(GOAL) Lay out every line of the rows below as a JSON list of strings, one string per line, omitting blank lines and leaving the pictures out of the answer.

(DATA ENTRIES)

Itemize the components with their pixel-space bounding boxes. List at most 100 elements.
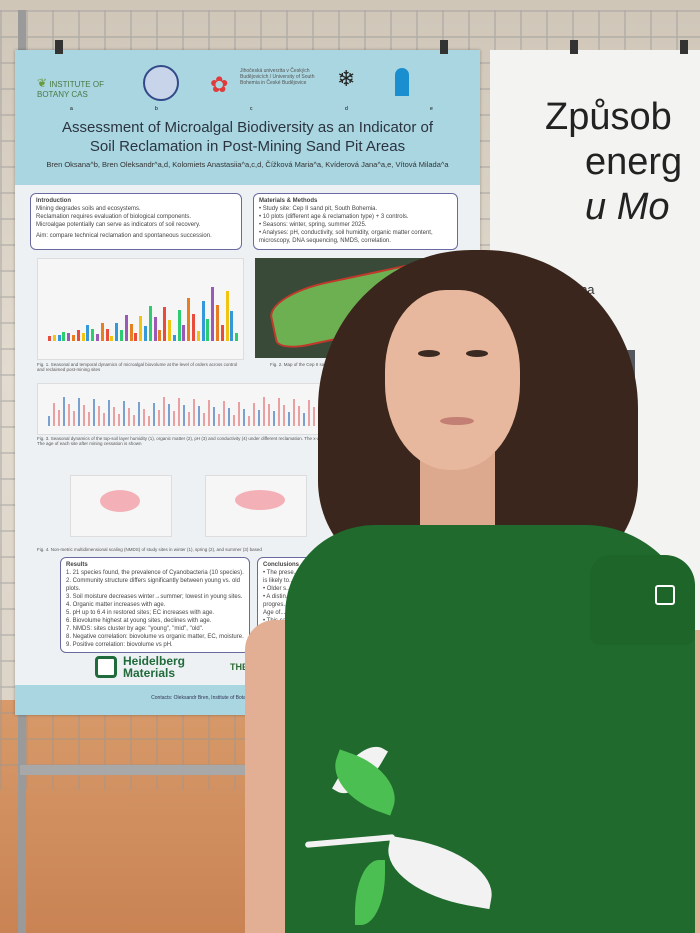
chart-bar [225, 290, 229, 341]
chart-bar [115, 322, 119, 341]
chart-bar [144, 326, 147, 341]
list-line: 4. Organic matter increases with age. [66, 602, 166, 608]
chart-bar [201, 300, 205, 341]
poster-authors: Bren Oksana^b, Bren Oleksandr^a,d, Kolom… [46, 160, 449, 169]
chart-bar [177, 309, 181, 341]
chart-bar [148, 416, 150, 426]
list-line: • Older s... [263, 586, 292, 592]
chart-bar [67, 333, 71, 341]
chart-bar [230, 311, 234, 341]
introduction-box: Introduction Mining degrades soils and e… [30, 193, 242, 250]
chart-bar [223, 401, 225, 426]
nmds-cluster [100, 490, 140, 512]
chart-bar [110, 335, 114, 341]
chart-bar [128, 408, 130, 426]
lips [440, 417, 474, 425]
chart-bar [83, 405, 85, 426]
chart-bar [173, 411, 175, 426]
chart-bar [81, 332, 85, 341]
snowflake-logo: ❄ [337, 66, 356, 91]
chart-bar [213, 407, 215, 426]
chart-bar [208, 400, 210, 426]
chart-bar [93, 399, 95, 426]
chart-bar [62, 332, 66, 341]
chart-bar [153, 317, 157, 341]
poster-header: ❦ INSTITUTE OF BOTANY CAS ✿ Jihočeská un… [15, 50, 480, 185]
chart-bar [53, 403, 55, 426]
chart-bar [182, 324, 186, 341]
chart-bar [308, 400, 310, 426]
chart-bar [108, 400, 110, 426]
heidelberg-materials-logo: Heidelberg Materials [123, 654, 186, 680]
list-line: 3. Soil moisture decreases winter→summer… [66, 594, 243, 600]
chart-bar [57, 335, 61, 341]
chart-bar [120, 330, 123, 341]
list-line: 2. Community structure differs significa… [66, 578, 240, 592]
chart-bar [48, 336, 51, 341]
chart-bar [129, 323, 133, 341]
poster-title: Assessment of Microalgal Biodiversity as… [62, 119, 433, 155]
poster-clip [55, 40, 63, 54]
chart-bar [168, 404, 170, 426]
person-face [385, 290, 520, 470]
poster-clip [570, 40, 578, 54]
list-line: progres... [263, 602, 289, 608]
methods-box: Materials & Methods • Study site: Cep II… [253, 193, 458, 250]
sleeve-logo-icon [655, 585, 675, 605]
chart-bar [218, 414, 220, 426]
list-line: 5. pH up to 6.4 in restored sites; EC in… [66, 610, 215, 616]
chart-bar [303, 413, 305, 426]
list-line: is likely to... [263, 578, 295, 584]
display-stand-bar [20, 765, 290, 775]
chart-bar [158, 329, 162, 341]
chart-bar [192, 313, 195, 341]
chart-bar [178, 398, 180, 426]
chart-bar [91, 328, 95, 341]
list-line: 7. NMDS: sites cluster by age: "young", … [66, 626, 204, 632]
chart-bar [103, 413, 105, 426]
partner-logo [395, 68, 409, 96]
figure-1-bar-chart [37, 258, 244, 360]
chart-bar [203, 413, 205, 426]
chart-bar [73, 411, 75, 426]
list-line: 1. 21 species found, the prevalence of C… [66, 570, 244, 576]
chart-bar [168, 320, 171, 341]
university-seal-logo [143, 65, 179, 101]
institute-logo: ❦ INSTITUTE OF BOTANY CAS [37, 76, 104, 99]
chart-bar [118, 414, 120, 426]
chart-bar [253, 403, 255, 426]
list-line: Age of... [263, 610, 286, 616]
results-box: Results 1. 21 species found, the prevale… [60, 557, 250, 653]
nmds-cluster [235, 490, 285, 510]
chart-bar [158, 410, 160, 426]
chart-bar [68, 404, 70, 426]
right-eye [466, 350, 488, 357]
chart-bar [248, 416, 250, 426]
chart-bar [216, 305, 219, 341]
jcu-logo: ✿ [210, 72, 229, 97]
chart-bar [58, 410, 60, 426]
list-line: • The prese... [263, 570, 299, 576]
chart-bar [134, 333, 138, 341]
chart-bar [105, 328, 109, 341]
chart-bar [138, 402, 140, 426]
chart-bar [313, 407, 315, 426]
chart-bar [258, 410, 260, 426]
chart-bar [88, 412, 90, 426]
chart-bar [196, 330, 200, 341]
chart-bar [243, 409, 245, 426]
list-line: • A distin... [263, 594, 291, 600]
chart-bar [113, 407, 115, 426]
poster-clip [680, 40, 688, 54]
left-eye [418, 350, 440, 357]
chart-bar [153, 403, 155, 426]
chart-bar [63, 397, 65, 426]
chart-bar [283, 405, 285, 426]
chart-bar [124, 315, 128, 341]
chart-bar [86, 324, 90, 341]
chart-bar [263, 397, 265, 426]
list-line: 9. Positive correlation: biovolume vs pH… [66, 642, 173, 648]
chart-bar [220, 325, 224, 341]
chart-bar [193, 399, 195, 426]
chart-bar [233, 415, 235, 426]
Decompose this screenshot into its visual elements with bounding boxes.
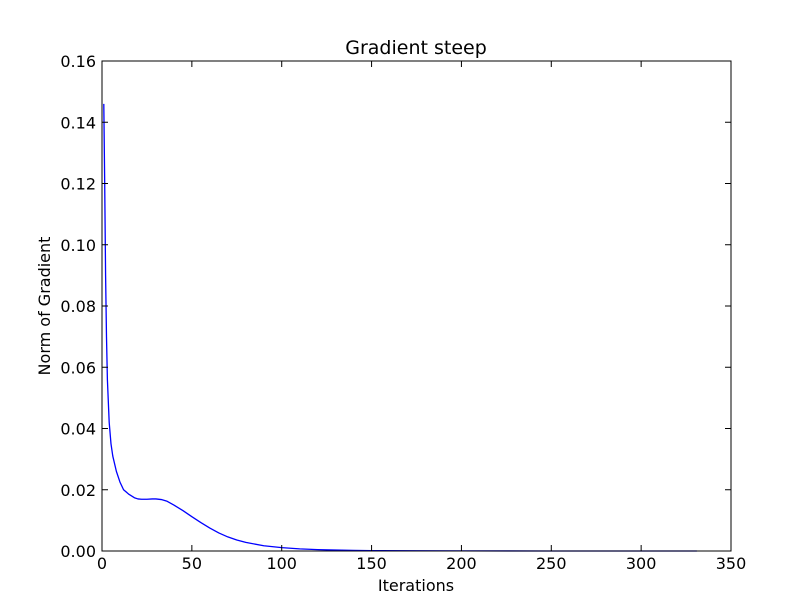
- y-tick-label: 0.16: [60, 52, 96, 71]
- y-tick-label: 0.08: [60, 297, 96, 316]
- x-tick-label: 50: [182, 554, 202, 573]
- y-tick-label: 0.12: [60, 175, 96, 194]
- series-line-0: [103, 103, 697, 552]
- x-tick-label: 200: [446, 554, 477, 573]
- y-tick-label: 0.14: [60, 113, 96, 132]
- x-tick-label: 100: [266, 554, 297, 573]
- y-tick-label: 0.06: [60, 358, 96, 377]
- x-tick-label: 350: [716, 554, 747, 573]
- y-axis-label: Norm of Gradient: [35, 237, 54, 376]
- x-axis-label: Iterations: [378, 576, 454, 595]
- y-tick-label: 0.04: [60, 420, 96, 439]
- x-tick-label: 150: [356, 554, 387, 573]
- x-tick-label: 300: [626, 554, 657, 573]
- plot-area: 0 50 100 150 200 250 300 350 0.00 0.02 0.04 0.06 0.0…: [60, 52, 746, 573]
- y-tick-label: 0.00: [60, 542, 96, 561]
- x-tick-label: 0: [97, 554, 107, 573]
- y-tick-label: 0.10: [60, 236, 96, 255]
- x-tick-label: 250: [536, 554, 567, 573]
- y-tick-label: 0.02: [60, 481, 96, 500]
- chart-title: Gradient steep: [345, 37, 487, 59]
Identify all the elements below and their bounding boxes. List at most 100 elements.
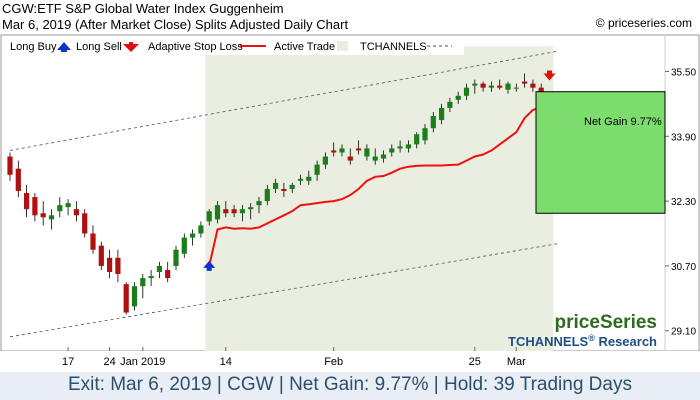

(ANSWER TO THIS TASK)
[
  "Itemize the components with their pixel-space bounding boxes. List at most 100 elements.",
  "chart-bar [225, 290, 229, 341]",
  "chart-bar [115, 322, 119, 341]",
  "chart-bar [144, 326, 147, 341]",
  "list-line: 4. Organic matter increases with age. [66, 602, 166, 608]",
  "chart-bar [201, 300, 205, 341]",
  "poster-authors: Bren Oksana^b, Bren Oleksandr^a,d, Kolom… [46, 160, 449, 169]",
  "chart-bar [177, 309, 181, 341]",
  "chart-bar [148, 416, 150, 426]",
  "list-line: • Older s... [263, 586, 292, 592]",
  "chart-bar [67, 333, 71, 341]",
  "chart-bar [230, 311, 234, 341]",
  "introduction-box: Introduction Mining degrades soils and e… [30, 193, 242, 250]",
  "chart-bar [223, 401, 225, 426]",
  "nmds-cluster [100, 490, 140, 512]",
  "chart-bar [110, 335, 114, 341]",
  "chart-bar [128, 408, 130, 426]",
  "lips [440, 417, 474, 425]",
  "chart-bar [83, 405, 85, 426]",
  "chart-bar [173, 411, 175, 426]",
  "chart-bar [81, 332, 85, 341]",
  "snowflake-logo: ❄ [337, 66, 356, 91]",
  "chart-bar [213, 407, 215, 426]",
  "chart-bar [208, 400, 210, 426]",
  "chart-bar [93, 399, 95, 426]",
  "chart-bar [62, 332, 66, 341]",
  "chart-bar [153, 317, 157, 341]",
  "poster-header: ❦ INSTITUTE OF BOTANY CAS ✿ Jihočeská un… [15, 50, 480, 185]",
  "chart-bar [53, 403, 55, 426]",
  "chart-bar [182, 324, 186, 341]",
  "chart-bar [308, 400, 310, 426]",
  "chart-bar [108, 400, 110, 426]",
  "heidelberg-materials-logo: Heidelberg Materials [123, 654, 186, 680]",
  "list-line: 3. Soil moisture decreases winter→summer… [66, 594, 243, 600]",
  "chart-bar [57, 335, 61, 341]",
  "chart-bar [120, 330, 123, 341]",
  "list-line: 2. Community structure differs significa… [66, 578, 240, 592]",
  "chart-bar [48, 336, 51, 341]",
  "chart-bar [129, 323, 133, 341]",
  "poster-title: Assessment of Microalgal Biodiversity as… [62, 119, 433, 155]",
  "poster-clip [55, 40, 63, 54]",
  "chart-bar [168, 404, 170, 426]",
  "person-face [385, 290, 520, 470]",
  "poster-clip [570, 40, 578, 54]",
  "list-line: progres... [263, 602, 289, 608]",
  "methods-box: Materials & Methods • Study site: Cep II… [253, 193, 458, 250]",
  "sleeve-logo-icon [655, 585, 675, 605]",
  "chart-bar [218, 414, 220, 426]",
  "list-line: 5. pH up to 6.4 in restored sites; EC in… [66, 610, 215, 616]",
  "chart-bar [303, 413, 305, 426]",
  "list-line: is likely to... [263, 578, 295, 584]",
  "display-stand-bar [20, 765, 290, 775]",
  "chart-bar [158, 329, 162, 341]",
  "chart-bar [192, 313, 195, 341]",
  "chart-bar [178, 398, 180, 426]",
  "chart-bar [91, 328, 95, 341]",
  "list-line: 7. NMDS: sites cluster by age: \"young\", … [66, 626, 204, 632]",
  "chart-bar [103, 413, 105, 426]",
  "partner-logo [395, 68, 409, 96]",
  "figure-1-bar-chart [37, 258, 244, 360]",
  "chart-bar [203, 413, 205, 426]",
  "chart-bar [73, 411, 75, 426]",
  "list-line: 1. 21 species found, the prevalence of C… [66, 570, 244, 576]",
  "chart-bar [168, 320, 171, 341]",
  "university-seal-logo [143, 65, 179, 101]",
  "institute-logo: ❦ INSTITUTE OF BOTANY CAS [37, 76, 104, 99]",
  "chart-bar [118, 414, 120, 426]",
  "chart-bar [253, 403, 255, 426]",
  "list-line: Age of... [263, 610, 286, 616]",
  "results-box: Results 1. 21 species found, the prevale… [60, 557, 250, 653]",
  "nmds-cluster [235, 490, 285, 510]",
  "chart-bar [158, 410, 160, 426]",
  "chart-bar [68, 404, 70, 426]",
  "right-eye [466, 350, 488, 357]",
  "chart-bar [248, 416, 250, 426]",
  "chart-bar [216, 305, 219, 341]",
  "jcu-logo: ✿ [210, 72, 229, 97]",
  "chart-bar [58, 410, 60, 426]",
  "list-line: • The prese... [263, 570, 299, 576]",
  "chart-bar [134, 333, 138, 341]",
  "chart-bar [105, 328, 109, 341]",
  "chart-bar [138, 402, 140, 426]",
  "chart-bar [313, 407, 315, 426]",
  "chart-bar [258, 410, 260, 426]",
  "chart-bar [88, 412, 90, 426]",
  "chart-bar [196, 330, 200, 341]",
  "chart-bar [243, 409, 245, 426]",
  "list-line: • A distin... [263, 594, 291, 600]",
  "chart-bar [113, 407, 115, 426]",
  "poster-clip [680, 40, 688, 54]",
  "left-eye [418, 350, 440, 357]",
  "chart-bar [153, 403, 155, 426]",
  "chart-bar [63, 397, 65, 426]",
  "chart-bar [283, 405, 285, 426]",
  "chart-bar [124, 315, 128, 341]",
  "chart-bar [86, 324, 90, 341]",
  "chart-bar [263, 397, 265, 426]",
  "list-line: 9. Positive correlation: biovolume vs pH… [66, 642, 173, 648]",
  "chart-bar [220, 325, 224, 341]",
  "chart-bar [193, 399, 195, 426]",
  "chart-bar [233, 415, 235, 426]",
  "Decompose this screenshot into its visual elements with bounding boxes.",
  "- y-tick-label: 0.16: [60, 52, 96, 71]",
  "- y-tick-label: 0.08: [60, 297, 96, 316]",
  "- x-tick-label: 50: [182, 554, 202, 573]",
  "- y-tick-label: 0.12: [60, 175, 96, 194]",
  "- series-line-0: [103, 103, 697, 552]",
  "- x-tick-label: 200: [446, 554, 477, 573]",
  "- y-tick-label: 0.14: [60, 113, 96, 132]",
  "- x-tick-label: 100: [266, 554, 297, 573]",
  "- y-tick-label: 0.06: [60, 358, 96, 377]",
  "- x-tick-label: 350: [716, 554, 747, 573]",
  "- y-axis-label: Norm of Gradient: [35, 237, 54, 376]",
  "- x-axis-label: Iterations: [378, 576, 454, 595]",
  "- y-tick-label: 0.04: [60, 420, 96, 439]",
  "- x-tick-label: 150: [356, 554, 387, 573]",
  "- x-tick-label: 300: [626, 554, 657, 573]",
  "- plot-area: 0 50 100 150 200 250 300 350 0.00 0.02 0.04 0.06 0.0…: [60, 52, 746, 573]",
  "- y-tick-label: 0.00: [60, 542, 96, 561]",
  "- x-tick-label: 0: [97, 554, 107, 573]",
  "- y-tick-label: 0.10: [60, 236, 96, 255]",
  "- x-tick-label: 250: [536, 554, 567, 573]",
  "- y-tick-label: 0.02: [60, 481, 96, 500]",
  "- chart-title: Gradient steep: [345, 37, 487, 59]",
  "Identify all the elements below and their bounding boxes. List at most 100 elements."
]